■ **Figure content listings**
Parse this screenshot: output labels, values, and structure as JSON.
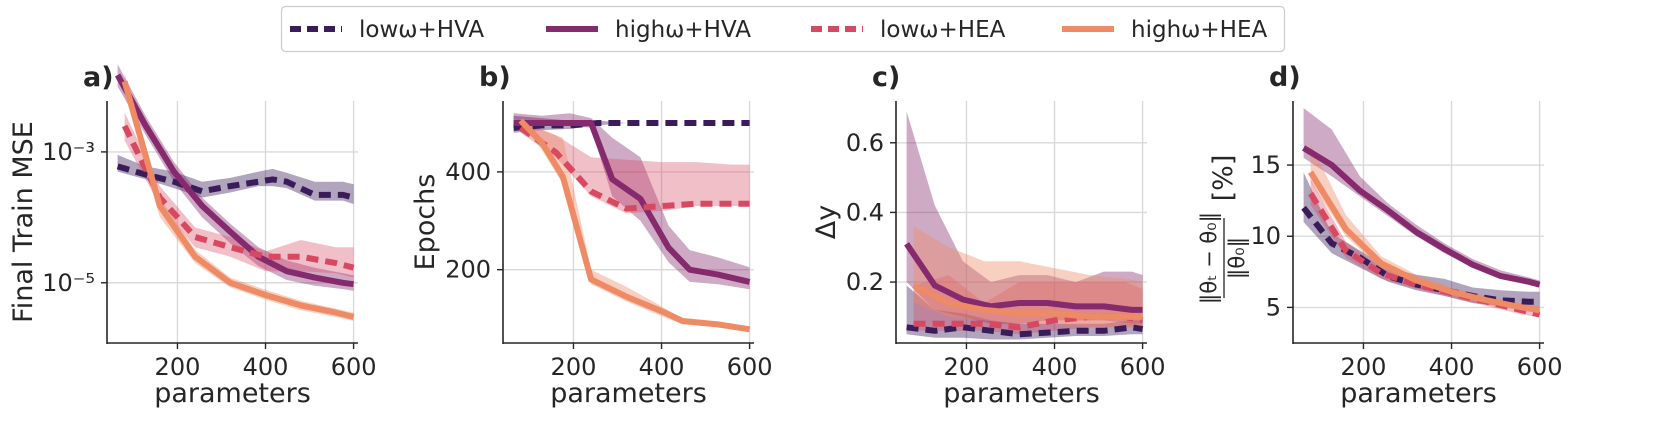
{
  "legend": {
    "entries": [
      {
        "label": "lowω+HVA",
        "color": "#3b1c5a",
        "dashed": true
      },
      {
        "label": "highω+HVA",
        "color": "#862a6e",
        "dashed": false
      },
      {
        "label": "lowω+HEA",
        "color": "#d84860",
        "dashed": true
      },
      {
        "label": "highω+HEA",
        "color": "#ee8a64",
        "dashed": false
      }
    ]
  },
  "chart_data": [
    {
      "panel": "a)",
      "type": "line",
      "ylabel": "Final Train MSE",
      "xlabel": "parameters",
      "yscale": "log",
      "xlim": [
        40,
        610
      ],
      "ylim": [
        1.2e-06,
        0.006
      ],
      "xticks": [
        200,
        400,
        600
      ],
      "xtick_labels": [
        "200",
        "400",
        "600"
      ],
      "yticks": [
        0.001,
        1e-05
      ],
      "ytick_labels": [
        "10⁻³",
        "10⁻⁵"
      ],
      "series": [
        {
          "name": "lowω+HVA",
          "x": [
            64,
            128,
            192,
            256,
            320,
            384,
            416,
            448,
            512,
            576,
            600
          ],
          "y": [
            0.0006,
            0.00045,
            0.00035,
            0.00025,
            0.0003,
            0.00035,
            0.00038,
            0.00035,
            0.00022,
            0.00022,
            0.0002
          ],
          "lo": [
            0.0005,
            0.00038,
            0.00028,
            0.0002,
            0.00024,
            0.0003,
            0.0003,
            0.00028,
            0.00018,
            0.00018,
            0.00016
          ],
          "hi": [
            0.0009,
            0.0006,
            0.0005,
            0.00035,
            0.0004,
            0.0005,
            0.00055,
            0.00048,
            0.00035,
            0.00035,
            0.00032
          ]
        },
        {
          "name": "highω+HVA",
          "x": [
            64,
            128,
            192,
            256,
            320,
            384,
            448,
            512,
            576,
            600
          ],
          "y": [
            0.015,
            0.0025,
            0.0005,
            0.00015,
            6e-05,
            2.5e-05,
            1.5e-05,
            1.2e-05,
            1e-05,
            9.5e-06
          ],
          "lo": [
            0.01,
            0.0018,
            0.00035,
            0.0001,
            4e-05,
            1.8e-05,
            1.1e-05,
            9e-06,
            8e-06,
            7.5e-06
          ],
          "hi": [
            0.022,
            0.0035,
            0.0007,
            0.0002,
            8e-05,
            3.5e-05,
            2.2e-05,
            1.7e-05,
            1.4e-05,
            1.3e-05
          ]
        },
        {
          "name": "lowω+HEA",
          "x": [
            80,
            160,
            240,
            320,
            400,
            480,
            560,
            600
          ],
          "y": [
            0.0025,
            0.0002,
            5e-05,
            3.5e-05,
            2.5e-05,
            2.5e-05,
            2e-05,
            1.7e-05
          ],
          "lo": [
            0.0015,
            0.00015,
            3.5e-05,
            2.5e-05,
            1.5e-05,
            1.5e-05,
            1.4e-05,
            1.2e-05
          ],
          "hi": [
            0.004,
            0.0003,
            7e-05,
            5e-05,
            3e-05,
            4.5e-05,
            3.5e-05,
            3.5e-05
          ]
        },
        {
          "name": "highω+HEA",
          "x": [
            80,
            160,
            240,
            320,
            400,
            480,
            560,
            600
          ],
          "y": [
            0.012,
            0.00015,
            2.5e-05,
            1e-05,
            6.5e-06,
            4.5e-06,
            3.5e-06,
            3e-06
          ],
          "lo": [
            0.008,
            0.0001,
            2e-05,
            8.5e-06,
            5.5e-06,
            3.8e-06,
            3e-06,
            2.6e-06
          ],
          "hi": [
            0.016,
            0.0002,
            3.2e-05,
            1.2e-05,
            7.8e-06,
            5.3e-06,
            4e-06,
            3.5e-06
          ]
        }
      ]
    },
    {
      "panel": "b)",
      "type": "line",
      "ylabel": "Epochs",
      "xlabel": "parameters",
      "yscale": "linear",
      "xlim": [
        40,
        610
      ],
      "ylim": [
        50,
        545
      ],
      "xticks": [
        200,
        400,
        600
      ],
      "xtick_labels": [
        "200",
        "400",
        "600"
      ],
      "yticks": [
        200,
        400
      ],
      "ytick_labels": [
        "200",
        "400"
      ],
      "series": [
        {
          "name": "lowω+HVA",
          "x": [
            64,
            128,
            192,
            256,
            320,
            384,
            448,
            512,
            576,
            600
          ],
          "y": [
            490,
            495,
            495,
            500,
            500,
            500,
            500,
            500,
            500,
            500
          ],
          "lo": [
            480,
            485,
            488,
            495,
            500,
            500,
            500,
            500,
            500,
            500
          ],
          "hi": [
            515,
            510,
            505,
            505,
            500,
            500,
            500,
            500,
            500,
            500
          ]
        },
        {
          "name": "highω+HVA",
          "x": [
            64,
            128,
            192,
            240,
            288,
            352,
            416,
            464,
            528,
            600
          ],
          "y": [
            500,
            500,
            500,
            500,
            385,
            345,
            245,
            200,
            190,
            175
          ],
          "lo": [
            495,
            495,
            495,
            490,
            350,
            300,
            215,
            175,
            170,
            160
          ],
          "hi": [
            520,
            515,
            520,
            510,
            470,
            430,
            290,
            240,
            225,
            205
          ]
        },
        {
          "name": "lowω+HEA",
          "x": [
            80,
            160,
            240,
            320,
            400,
            480,
            560,
            600
          ],
          "y": [
            490,
            440,
            360,
            325,
            330,
            335,
            335,
            335
          ],
          "lo": [
            480,
            430,
            350,
            315,
            320,
            330,
            330,
            330
          ],
          "hi": [
            505,
            475,
            430,
            425,
            420,
            420,
            415,
            415
          ]
        },
        {
          "name": "highω+HEA",
          "x": [
            80,
            128,
            176,
            240,
            320,
            400,
            448,
            528,
            600
          ],
          "y": [
            505,
            460,
            390,
            180,
            145,
            115,
            95,
            88,
            78
          ],
          "lo": [
            500,
            445,
            375,
            170,
            135,
            105,
            88,
            82,
            73
          ],
          "hi": [
            510,
            485,
            470,
            200,
            165,
            125,
            100,
            92,
            82
          ]
        }
      ]
    },
    {
      "panel": "c)",
      "type": "line",
      "ylabel": "Δy",
      "xlabel": "parameters",
      "yscale": "linear",
      "xlim": [
        40,
        610
      ],
      "ylim": [
        0.025,
        0.72
      ],
      "xticks": [
        200,
        400,
        600
      ],
      "xtick_labels": [
        "200",
        "400",
        "600"
      ],
      "yticks": [
        0.2,
        0.4,
        0.6
      ],
      "ytick_labels": [
        "0.2",
        "0.4",
        "0.6"
      ],
      "series": [
        {
          "name": "lowω+HVA",
          "x": [
            64,
            128,
            192,
            256,
            320,
            384,
            448,
            512,
            576,
            600
          ],
          "y": [
            0.07,
            0.06,
            0.07,
            0.06,
            0.05,
            0.055,
            0.06,
            0.06,
            0.07,
            0.065
          ],
          "lo": [
            0.05,
            0.04,
            0.04,
            0.035,
            0.035,
            0.04,
            0.045,
            0.045,
            0.05,
            0.05
          ],
          "hi": [
            0.19,
            0.12,
            0.11,
            0.09,
            0.08,
            0.08,
            0.08,
            0.08,
            0.09,
            0.09
          ]
        },
        {
          "name": "highω+HVA",
          "x": [
            64,
            128,
            192,
            256,
            320,
            384,
            448,
            512,
            576,
            600
          ],
          "y": [
            0.31,
            0.19,
            0.15,
            0.13,
            0.14,
            0.14,
            0.13,
            0.13,
            0.12,
            0.12
          ],
          "lo": [
            0.2,
            0.12,
            0.1,
            0.08,
            0.08,
            0.09,
            0.09,
            0.09,
            0.08,
            0.08
          ],
          "hi": [
            0.69,
            0.42,
            0.26,
            0.2,
            0.22,
            0.22,
            0.2,
            0.23,
            0.23,
            0.22
          ]
        },
        {
          "name": "lowω+HEA",
          "x": [
            80,
            160,
            240,
            320,
            400,
            480,
            560,
            600
          ],
          "y": [
            0.08,
            0.08,
            0.08,
            0.07,
            0.09,
            0.1,
            0.1,
            0.09
          ],
          "lo": [
            0.06,
            0.06,
            0.06,
            0.05,
            0.06,
            0.07,
            0.07,
            0.07
          ],
          "hi": [
            0.19,
            0.22,
            0.14,
            0.2,
            0.2,
            0.2,
            0.2,
            0.18
          ]
        },
        {
          "name": "highω+HEA",
          "x": [
            80,
            160,
            240,
            320,
            400,
            480,
            560,
            600
          ],
          "y": [
            0.19,
            0.14,
            0.12,
            0.11,
            0.11,
            0.1,
            0.1,
            0.1
          ],
          "lo": [
            0.14,
            0.1,
            0.09,
            0.08,
            0.08,
            0.07,
            0.07,
            0.07
          ],
          "hi": [
            0.36,
            0.3,
            0.26,
            0.26,
            0.24,
            0.22,
            0.21,
            0.2
          ]
        }
      ]
    },
    {
      "panel": "d)",
      "type": "line",
      "ylabel": "‖θₜ − θ₀‖ / ‖θ₀‖   [%]",
      "ylabel_num": "‖θₜ − θ₀‖",
      "ylabel_den": "‖θ₀‖",
      "ylabel_unit": "[%]",
      "xlabel": "parameters",
      "yscale": "linear",
      "xlim": [
        40,
        610
      ],
      "ylim": [
        2.5,
        19.5
      ],
      "xticks": [
        200,
        400,
        600
      ],
      "xtick_labels": [
        "200",
        "400",
        "600"
      ],
      "yticks": [
        5,
        10,
        15
      ],
      "ytick_labels": [
        "5",
        "10",
        "15"
      ],
      "series": [
        {
          "name": "lowω+HVA",
          "x": [
            64,
            128,
            192,
            256,
            320,
            384,
            448,
            512,
            576,
            600
          ],
          "y": [
            12,
            9.5,
            8.5,
            7.2,
            6.6,
            6.2,
            5.8,
            5.5,
            5.4,
            5.4
          ],
          "lo": [
            11,
            8.8,
            7.8,
            6.8,
            6.2,
            5.8,
            5.3,
            5.1,
            5,
            5
          ],
          "hi": [
            14.5,
            10.2,
            9,
            7.8,
            7.3,
            7,
            6.4,
            6.2,
            6.1,
            6.1
          ]
        },
        {
          "name": "highω+HVA",
          "x": [
            64,
            128,
            192,
            256,
            320,
            384,
            448,
            512,
            576,
            600
          ],
          "y": [
            16.2,
            15,
            13.2,
            11.8,
            10.3,
            9.1,
            8,
            7.2,
            6.8,
            6.6
          ],
          "lo": [
            15.5,
            14.2,
            12.8,
            11.4,
            10,
            8.8,
            7.8,
            7,
            6.6,
            6.4
          ],
          "hi": [
            19,
            17.5,
            14.2,
            12.3,
            10.8,
            9.5,
            8.4,
            7.6,
            7.1,
            6.9
          ]
        },
        {
          "name": "lowω+HEA",
          "x": [
            80,
            160,
            240,
            320,
            400,
            480,
            560,
            600
          ],
          "y": [
            13,
            9,
            7.4,
            6.6,
            6,
            5.4,
            4.8,
            4.5
          ],
          "lo": [
            12.2,
            8.5,
            7,
            6.3,
            5.7,
            5.1,
            4.5,
            4.3
          ],
          "hi": [
            14,
            9.6,
            7.8,
            7,
            6.3,
            5.7,
            5.1,
            4.8
          ]
        },
        {
          "name": "highω+HEA",
          "x": [
            80,
            160,
            240,
            320,
            400,
            480,
            560,
            600
          ],
          "y": [
            14.5,
            10.5,
            8.1,
            6.9,
            6.1,
            5.5,
            5,
            4.8
          ],
          "lo": [
            13.8,
            10,
            7.7,
            6.6,
            5.8,
            5.2,
            4.8,
            4.6
          ],
          "hi": [
            16.5,
            11.5,
            8.6,
            7.3,
            6.4,
            5.8,
            5.3,
            5.1
          ]
        }
      ]
    }
  ]
}
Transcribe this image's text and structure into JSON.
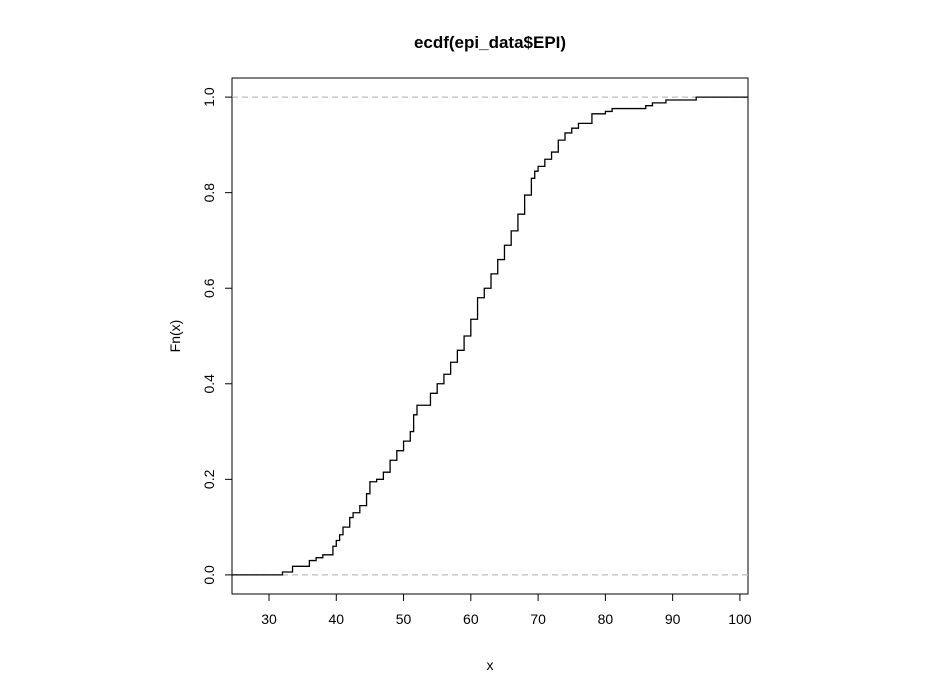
{
  "chart_data": {
    "type": "line",
    "title": "ecdf(epi_data$EPI)",
    "xlabel": "x",
    "ylabel": "Fn(x)",
    "xlim": [
      24.5,
      101.2
    ],
    "ylim": [
      -0.04,
      1.04
    ],
    "x_ticks": [
      "30",
      "40",
      "50",
      "60",
      "70",
      "80",
      "90",
      "100"
    ],
    "y_ticks": [
      "0.0",
      "0.2",
      "0.4",
      "0.6",
      "0.8",
      "1.0"
    ],
    "reference_lines": [
      0.0,
      1.0
    ],
    "series": [
      {
        "step": "post",
        "x": [
          24.5,
          32,
          33.5,
          36,
          37,
          38,
          39.5,
          40,
          40.5,
          41,
          42,
          42.5,
          43.5,
          44.5,
          45,
          46,
          47,
          48,
          49,
          50,
          51,
          51.5,
          52,
          54,
          55,
          56,
          57,
          58,
          59,
          60,
          61,
          62,
          63,
          64,
          65,
          66,
          67,
          68,
          69,
          69.5,
          70,
          71,
          72,
          73,
          74,
          75,
          76,
          78,
          80,
          81,
          86,
          87,
          89,
          93.5,
          101.2
        ],
        "y": [
          0,
          0.006,
          0.018,
          0.03,
          0.036,
          0.042,
          0.06,
          0.072,
          0.084,
          0.1,
          0.12,
          0.13,
          0.145,
          0.17,
          0.195,
          0.2,
          0.215,
          0.24,
          0.26,
          0.28,
          0.3,
          0.335,
          0.355,
          0.38,
          0.4,
          0.42,
          0.445,
          0.47,
          0.5,
          0.535,
          0.58,
          0.6,
          0.63,
          0.66,
          0.69,
          0.72,
          0.755,
          0.795,
          0.83,
          0.845,
          0.855,
          0.87,
          0.885,
          0.91,
          0.925,
          0.935,
          0.945,
          0.965,
          0.97,
          0.976,
          0.982,
          0.988,
          0.994,
          1.0,
          1.0
        ]
      }
    ]
  }
}
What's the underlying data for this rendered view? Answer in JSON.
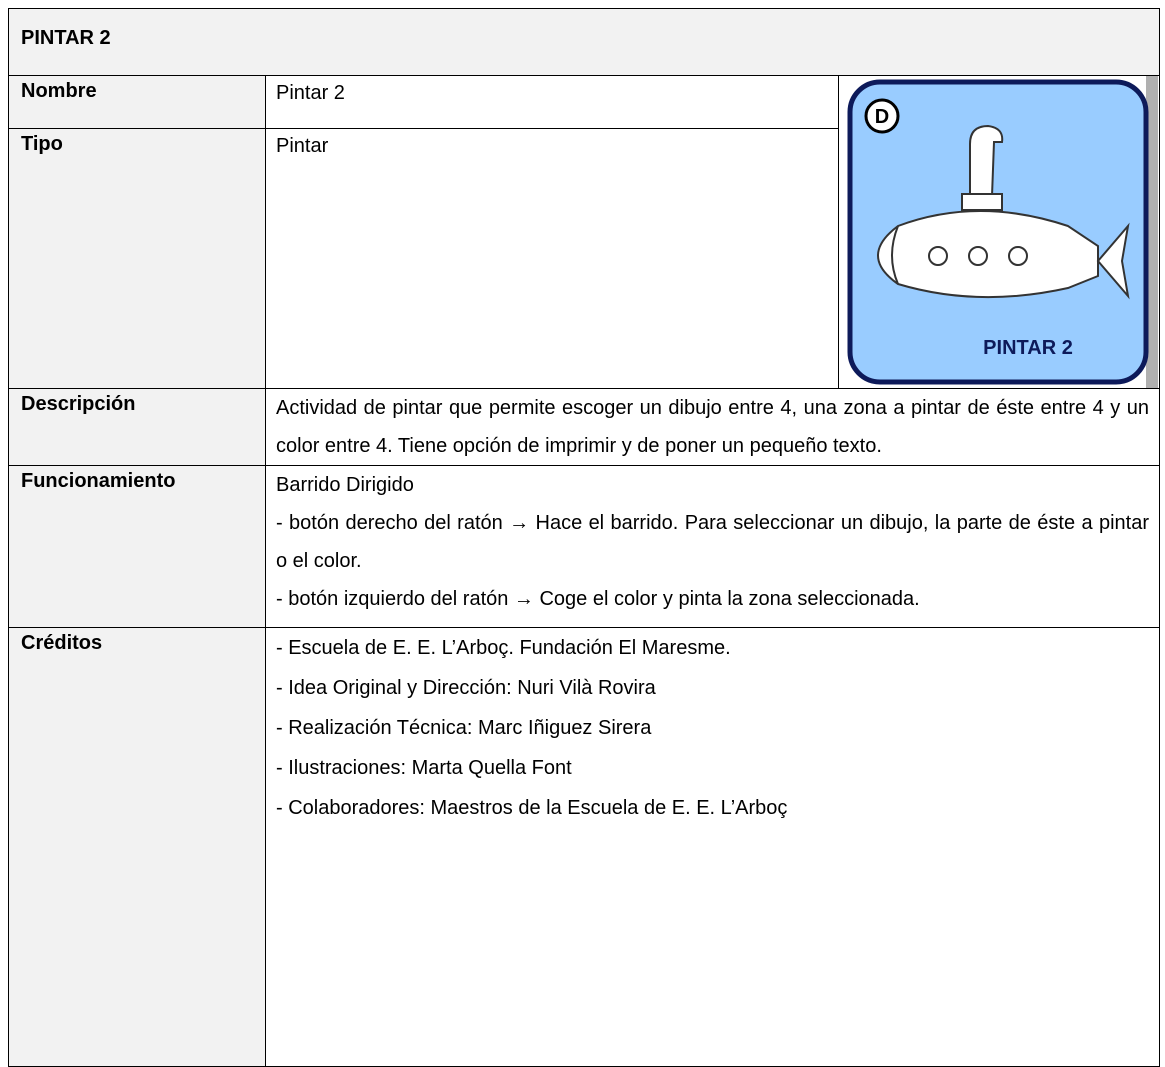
{
  "title": "PINTAR 2",
  "image": {
    "badge": "D",
    "label": "PINTAR 2"
  },
  "rows": [
    {
      "label": "Nombre",
      "lines": [
        "Pintar 2"
      ]
    },
    {
      "label": "Tipo",
      "lines": [
        "Pintar"
      ]
    },
    {
      "label": "Descripción",
      "lines": [
        "Actividad de pintar que permite escoger un dibujo entre 4, una zona a pintar de éste entre 4 y un color entre 4. Tiene opción de imprimir y de poner un pequeño texto."
      ]
    },
    {
      "label": "Funcionamiento",
      "lines": [
        "Barrido Dirigido",
        "- botón derecho del ratón → Hace el barrido. Para seleccionar un dibujo, la parte de éste a pintar o el color.",
        "- botón izquierdo del ratón → Coge el color y pinta la zona seleccionada."
      ]
    },
    {
      "label": "Créditos",
      "lines": [
        "- Escuela de E. E. L’Arboç. Fundación El Maresme.",
        "- Idea Original y Dirección: Nuri Vilà Rovira",
        "- Realización Técnica: Marc Iñiguez Sirera",
        "- Ilustraciones: Marta Quella Font",
        "- Colaboradores: Maestros de la Escuela de E. E. L’Arboç"
      ]
    }
  ]
}
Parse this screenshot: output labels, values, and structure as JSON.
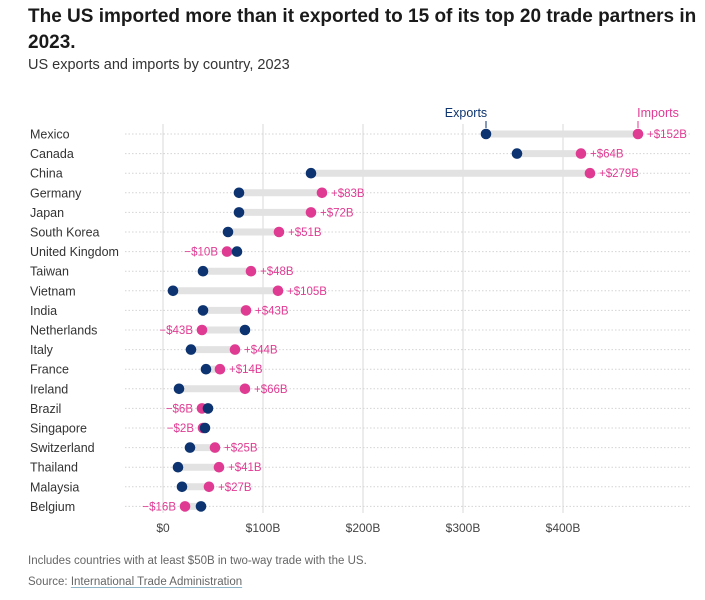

■ **GOAL**
No pictures belong in the copy: reproduce exactly the lines above from the one that contains "What's the underlying" through the last line of the entries.

■ **OUTPUT FOR THIS EXERCISE**
What's the underlying data for this rendered view? Answer in JSON.
{
  "title": "PINTAR 2",
  "image": {
    "badge": "D",
    "label": "PINTAR 2"
  },
  "rows": [
    {
      "label": "Nombre",
      "lines": [
        "Pintar 2"
      ]
    },
    {
      "label": "Tipo",
      "lines": [
        "Pintar"
      ]
    },
    {
      "label": "Descripción",
      "lines": [
        "Actividad de pintar que permite escoger un dibujo entre 4, una zona a pintar de éste entre 4 y un color entre 4. Tiene opción de imprimir y de poner un pequeño texto."
      ]
    },
    {
      "label": "Funcionamiento",
      "lines": [
        "Barrido Dirigido",
        "- botón derecho del ratón → Hace el barrido. Para seleccionar un dibujo, la parte de éste a pintar o el color.",
        "- botón izquierdo del ratón → Coge el color y pinta la zona seleccionada."
      ]
    },
    {
      "label": "Créditos",
      "lines": [
        "- Escuela de E. E. L’Arboç. Fundación El Maresme.",
        "- Idea Original y Dirección: Nuri Vilà Rovira",
        "- Realización Técnica: Marc Iñiguez Sirera",
        "- Ilustraciones: Marta Quella Font",
        "- Colaboradores: Maestros de la Escuela de E. E. L’Arboç"
      ]
    }
  ]
}
Parse this screenshot: output labels, values, and structure as JSON.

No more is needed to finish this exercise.